## Exercise goal
Give the listing again character for character, but drop the images.

------------------------------

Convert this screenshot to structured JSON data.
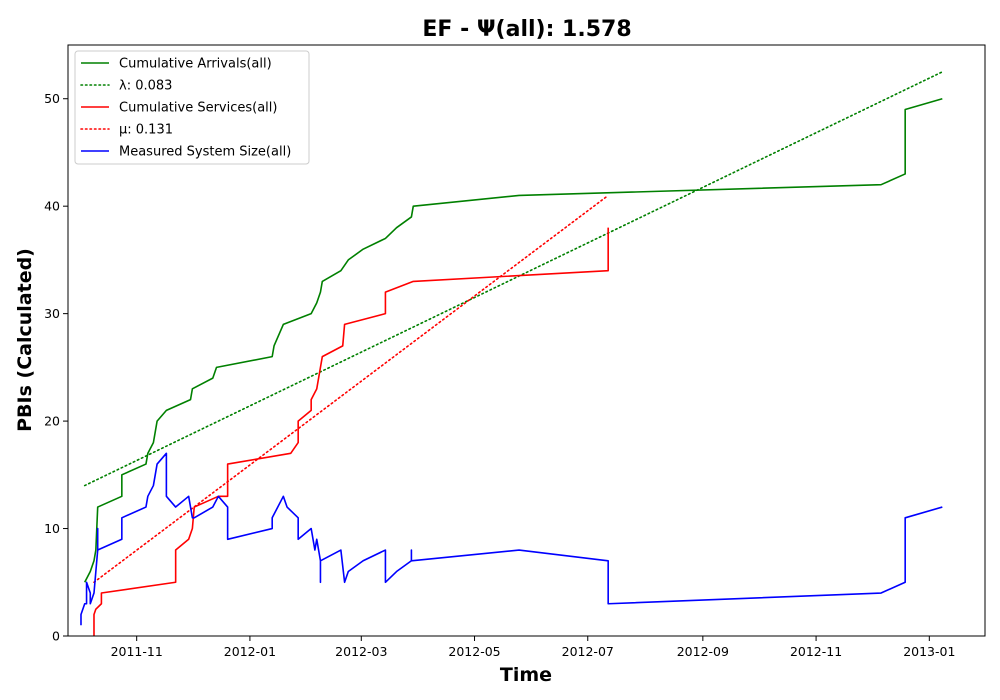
{
  "chart_data": {
    "type": "line",
    "title": "EF -  Ψ(all): 1.578",
    "xlabel": "Time",
    "ylabel": "PBIs (Calculated)",
    "xlim": [
      "2011-09-25",
      "2013-01-31"
    ],
    "ylim": [
      0,
      55
    ],
    "x_ticks": [
      "2011-11-01",
      "2012-01-01",
      "2012-03-01",
      "2012-05-01",
      "2012-07-01",
      "2012-09-01",
      "2012-11-01",
      "2013-01-01"
    ],
    "x_tick_labels": [
      "2011-11",
      "2012-01",
      "2012-03",
      "2012-05",
      "2012-07",
      "2012-09",
      "2012-11",
      "2013-01"
    ],
    "y_ticks": [
      0,
      10,
      20,
      30,
      40,
      50
    ],
    "y_tick_labels": [
      "0",
      "10",
      "20",
      "30",
      "40",
      "50"
    ],
    "grid": false,
    "legend_position": "top-left",
    "series": [
      {
        "name": "Cumulative Arrivals(all)",
        "color": "#008000",
        "style": "solid",
        "points": [
          [
            "2011-10-04",
            5
          ],
          [
            "2011-10-07",
            6
          ],
          [
            "2011-10-09",
            7
          ],
          [
            "2011-10-10",
            8
          ],
          [
            "2011-10-11",
            12
          ],
          [
            "2011-10-24",
            13
          ],
          [
            "2011-10-24",
            15
          ],
          [
            "2011-11-06",
            16
          ],
          [
            "2011-11-07",
            17
          ],
          [
            "2011-11-10",
            18
          ],
          [
            "2011-11-12",
            20
          ],
          [
            "2011-11-17",
            21
          ],
          [
            "2011-11-30",
            22
          ],
          [
            "2011-12-01",
            23
          ],
          [
            "2011-12-12",
            24
          ],
          [
            "2011-12-14",
            25
          ],
          [
            "2012-01-13",
            26
          ],
          [
            "2012-01-14",
            27
          ],
          [
            "2012-01-19",
            29
          ],
          [
            "2012-02-03",
            30
          ],
          [
            "2012-02-06",
            31
          ],
          [
            "2012-02-08",
            32
          ],
          [
            "2012-02-09",
            33
          ],
          [
            "2012-02-19",
            34
          ],
          [
            "2012-02-23",
            35
          ],
          [
            "2012-03-02",
            36
          ],
          [
            "2012-03-14",
            37
          ],
          [
            "2012-03-20",
            38
          ],
          [
            "2012-03-28",
            39
          ],
          [
            "2012-03-29",
            40
          ],
          [
            "2012-05-25",
            41
          ],
          [
            "2012-12-06",
            42
          ],
          [
            "2012-12-19",
            43
          ],
          [
            "2012-12-19",
            49
          ],
          [
            "2013-01-08",
            50
          ]
        ]
      },
      {
        "name": "λ: 0.083",
        "color": "#008000",
        "style": "dotted",
        "points": [
          [
            "2011-10-04",
            14
          ],
          [
            "2013-01-08",
            52.5
          ]
        ]
      },
      {
        "name": "Cumulative Services(all)",
        "color": "#ff0000",
        "style": "solid",
        "points": [
          [
            "2011-10-09",
            0
          ],
          [
            "2011-10-09",
            2
          ],
          [
            "2011-10-10",
            2.5
          ],
          [
            "2011-10-13",
            3
          ],
          [
            "2011-10-13",
            4
          ],
          [
            "2011-11-22",
            5
          ],
          [
            "2011-11-22",
            8
          ],
          [
            "2011-11-29",
            9
          ],
          [
            "2011-12-01",
            10
          ],
          [
            "2011-12-02",
            12
          ],
          [
            "2011-12-15",
            13
          ],
          [
            "2011-12-20",
            13
          ],
          [
            "2011-12-20",
            16
          ],
          [
            "2012-01-23",
            17
          ],
          [
            "2012-01-27",
            18
          ],
          [
            "2012-01-27",
            20
          ],
          [
            "2012-02-03",
            21
          ],
          [
            "2012-02-03",
            22
          ],
          [
            "2012-02-06",
            23
          ],
          [
            "2012-02-09",
            26
          ],
          [
            "2012-02-20",
            27
          ],
          [
            "2012-02-21",
            29
          ],
          [
            "2012-03-14",
            30
          ],
          [
            "2012-03-14",
            32
          ],
          [
            "2012-03-29",
            33
          ],
          [
            "2012-07-12",
            34
          ],
          [
            "2012-07-12",
            38
          ]
        ]
      },
      {
        "name": "μ: 0.131",
        "color": "#ff0000",
        "style": "dotted",
        "points": [
          [
            "2011-10-09",
            5
          ],
          [
            "2012-07-12",
            41
          ]
        ]
      },
      {
        "name": "Measured System Size(all)",
        "color": "#0000ff",
        "style": "solid",
        "points": [
          [
            "2011-10-02",
            1
          ],
          [
            "2011-10-02",
            2
          ],
          [
            "2011-10-04",
            3
          ],
          [
            "2011-10-05",
            3
          ],
          [
            "2011-10-05",
            5
          ],
          [
            "2011-10-07",
            4
          ],
          [
            "2011-10-07",
            3
          ],
          [
            "2011-10-09",
            4
          ],
          [
            "2011-10-10",
            6
          ],
          [
            "2011-10-11",
            8
          ],
          [
            "2011-10-11",
            10
          ],
          [
            "2011-10-11",
            8
          ],
          [
            "2011-10-24",
            9
          ],
          [
            "2011-10-24",
            11
          ],
          [
            "2011-11-06",
            12
          ],
          [
            "2011-11-07",
            13
          ],
          [
            "2011-11-10",
            14
          ],
          [
            "2011-11-12",
            16
          ],
          [
            "2011-11-17",
            17
          ],
          [
            "2011-11-17",
            13
          ],
          [
            "2011-11-22",
            12
          ],
          [
            "2011-11-29",
            13
          ],
          [
            "2011-12-01",
            11
          ],
          [
            "2011-12-02",
            11
          ],
          [
            "2011-12-12",
            12
          ],
          [
            "2011-12-15",
            13
          ],
          [
            "2011-12-20",
            12
          ],
          [
            "2011-12-20",
            9
          ],
          [
            "2012-01-13",
            10
          ],
          [
            "2012-01-13",
            11
          ],
          [
            "2012-01-19",
            13
          ],
          [
            "2012-01-21",
            12
          ],
          [
            "2012-01-27",
            11
          ],
          [
            "2012-01-27",
            9
          ],
          [
            "2012-02-03",
            10
          ],
          [
            "2012-02-05",
            8
          ],
          [
            "2012-02-06",
            9
          ],
          [
            "2012-02-08",
            7
          ],
          [
            "2012-02-08",
            5
          ],
          [
            "2012-02-08",
            7
          ],
          [
            "2012-02-19",
            8
          ],
          [
            "2012-02-21",
            5
          ],
          [
            "2012-02-23",
            6
          ],
          [
            "2012-03-02",
            7
          ],
          [
            "2012-03-14",
            8
          ],
          [
            "2012-03-14",
            5
          ],
          [
            "2012-03-20",
            6
          ],
          [
            "2012-03-28",
            7
          ],
          [
            "2012-03-28",
            8
          ],
          [
            "2012-03-28",
            7
          ],
          [
            "2012-05-25",
            8
          ],
          [
            "2012-07-12",
            7
          ],
          [
            "2012-07-12",
            3
          ],
          [
            "2012-12-06",
            4
          ],
          [
            "2012-12-19",
            5
          ],
          [
            "2012-12-19",
            11
          ],
          [
            "2013-01-08",
            12
          ]
        ]
      }
    ]
  }
}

------------------------------

## Final result
Convert this screenshot to structured JSON data.
{
  "chart_data": {
    "type": "line",
    "title": "EF -  Ψ(all): 1.578",
    "xlabel": "Time",
    "ylabel": "PBIs (Calculated)",
    "xlim": [
      "2011-09-25",
      "2013-01-31"
    ],
    "ylim": [
      0,
      55
    ],
    "x_ticks": [
      "2011-11-01",
      "2012-01-01",
      "2012-03-01",
      "2012-05-01",
      "2012-07-01",
      "2012-09-01",
      "2012-11-01",
      "2013-01-01"
    ],
    "x_tick_labels": [
      "2011-11",
      "2012-01",
      "2012-03",
      "2012-05",
      "2012-07",
      "2012-09",
      "2012-11",
      "2013-01"
    ],
    "y_ticks": [
      0,
      10,
      20,
      30,
      40,
      50
    ],
    "y_tick_labels": [
      "0",
      "10",
      "20",
      "30",
      "40",
      "50"
    ],
    "grid": false,
    "legend_position": "top-left",
    "series": [
      {
        "name": "Cumulative Arrivals(all)",
        "color": "#008000",
        "style": "solid",
        "points": [
          [
            "2011-10-04",
            5
          ],
          [
            "2011-10-07",
            6
          ],
          [
            "2011-10-09",
            7
          ],
          [
            "2011-10-10",
            8
          ],
          [
            "2011-10-11",
            12
          ],
          [
            "2011-10-24",
            13
          ],
          [
            "2011-10-24",
            15
          ],
          [
            "2011-11-06",
            16
          ],
          [
            "2011-11-07",
            17
          ],
          [
            "2011-11-10",
            18
          ],
          [
            "2011-11-12",
            20
          ],
          [
            "2011-11-17",
            21
          ],
          [
            "2011-11-30",
            22
          ],
          [
            "2011-12-01",
            23
          ],
          [
            "2011-12-12",
            24
          ],
          [
            "2011-12-14",
            25
          ],
          [
            "2012-01-13",
            26
          ],
          [
            "2012-01-14",
            27
          ],
          [
            "2012-01-19",
            29
          ],
          [
            "2012-02-03",
            30
          ],
          [
            "2012-02-06",
            31
          ],
          [
            "2012-02-08",
            32
          ],
          [
            "2012-02-09",
            33
          ],
          [
            "2012-02-19",
            34
          ],
          [
            "2012-02-23",
            35
          ],
          [
            "2012-03-02",
            36
          ],
          [
            "2012-03-14",
            37
          ],
          [
            "2012-03-20",
            38
          ],
          [
            "2012-03-28",
            39
          ],
          [
            "2012-03-29",
            40
          ],
          [
            "2012-05-25",
            41
          ],
          [
            "2012-12-06",
            42
          ],
          [
            "2012-12-19",
            43
          ],
          [
            "2012-12-19",
            49
          ],
          [
            "2013-01-08",
            50
          ]
        ]
      },
      {
        "name": "λ: 0.083",
        "color": "#008000",
        "style": "dotted",
        "points": [
          [
            "2011-10-04",
            14
          ],
          [
            "2013-01-08",
            52.5
          ]
        ]
      },
      {
        "name": "Cumulative Services(all)",
        "color": "#ff0000",
        "style": "solid",
        "points": [
          [
            "2011-10-09",
            0
          ],
          [
            "2011-10-09",
            2
          ],
          [
            "2011-10-10",
            2.5
          ],
          [
            "2011-10-13",
            3
          ],
          [
            "2011-10-13",
            4
          ],
          [
            "2011-11-22",
            5
          ],
          [
            "2011-11-22",
            8
          ],
          [
            "2011-11-29",
            9
          ],
          [
            "2011-12-01",
            10
          ],
          [
            "2011-12-02",
            12
          ],
          [
            "2011-12-15",
            13
          ],
          [
            "2011-12-20",
            13
          ],
          [
            "2011-12-20",
            16
          ],
          [
            "2012-01-23",
            17
          ],
          [
            "2012-01-27",
            18
          ],
          [
            "2012-01-27",
            20
          ],
          [
            "2012-02-03",
            21
          ],
          [
            "2012-02-03",
            22
          ],
          [
            "2012-02-06",
            23
          ],
          [
            "2012-02-09",
            26
          ],
          [
            "2012-02-20",
            27
          ],
          [
            "2012-02-21",
            29
          ],
          [
            "2012-03-14",
            30
          ],
          [
            "2012-03-14",
            32
          ],
          [
            "2012-03-29",
            33
          ],
          [
            "2012-07-12",
            34
          ],
          [
            "2012-07-12",
            38
          ]
        ]
      },
      {
        "name": "μ: 0.131",
        "color": "#ff0000",
        "style": "dotted",
        "points": [
          [
            "2011-10-09",
            5
          ],
          [
            "2012-07-12",
            41
          ]
        ]
      },
      {
        "name": "Measured System Size(all)",
        "color": "#0000ff",
        "style": "solid",
        "points": [
          [
            "2011-10-02",
            1
          ],
          [
            "2011-10-02",
            2
          ],
          [
            "2011-10-04",
            3
          ],
          [
            "2011-10-05",
            3
          ],
          [
            "2011-10-05",
            5
          ],
          [
            "2011-10-07",
            4
          ],
          [
            "2011-10-07",
            3
          ],
          [
            "2011-10-09",
            4
          ],
          [
            "2011-10-10",
            6
          ],
          [
            "2011-10-11",
            8
          ],
          [
            "2011-10-11",
            10
          ],
          [
            "2011-10-11",
            8
          ],
          [
            "2011-10-24",
            9
          ],
          [
            "2011-10-24",
            11
          ],
          [
            "2011-11-06",
            12
          ],
          [
            "2011-11-07",
            13
          ],
          [
            "2011-11-10",
            14
          ],
          [
            "2011-11-12",
            16
          ],
          [
            "2011-11-17",
            17
          ],
          [
            "2011-11-17",
            13
          ],
          [
            "2011-11-22",
            12
          ],
          [
            "2011-11-29",
            13
          ],
          [
            "2011-12-01",
            11
          ],
          [
            "2011-12-02",
            11
          ],
          [
            "2011-12-12",
            12
          ],
          [
            "2011-12-15",
            13
          ],
          [
            "2011-12-20",
            12
          ],
          [
            "2011-12-20",
            9
          ],
          [
            "2012-01-13",
            10
          ],
          [
            "2012-01-13",
            11
          ],
          [
            "2012-01-19",
            13
          ],
          [
            "2012-01-21",
            12
          ],
          [
            "2012-01-27",
            11
          ],
          [
            "2012-01-27",
            9
          ],
          [
            "2012-02-03",
            10
          ],
          [
            "2012-02-05",
            8
          ],
          [
            "2012-02-06",
            9
          ],
          [
            "2012-02-08",
            7
          ],
          [
            "2012-02-08",
            5
          ],
          [
            "2012-02-08",
            7
          ],
          [
            "2012-02-19",
            8
          ],
          [
            "2012-02-21",
            5
          ],
          [
            "2012-02-23",
            6
          ],
          [
            "2012-03-02",
            7
          ],
          [
            "2012-03-14",
            8
          ],
          [
            "2012-03-14",
            5
          ],
          [
            "2012-03-20",
            6
          ],
          [
            "2012-03-28",
            7
          ],
          [
            "2012-03-28",
            8
          ],
          [
            "2012-03-28",
            7
          ],
          [
            "2012-05-25",
            8
          ],
          [
            "2012-07-12",
            7
          ],
          [
            "2012-07-12",
            3
          ],
          [
            "2012-12-06",
            4
          ],
          [
            "2012-12-19",
            5
          ],
          [
            "2012-12-19",
            11
          ],
          [
            "2013-01-08",
            12
          ]
        ]
      }
    ]
  }
}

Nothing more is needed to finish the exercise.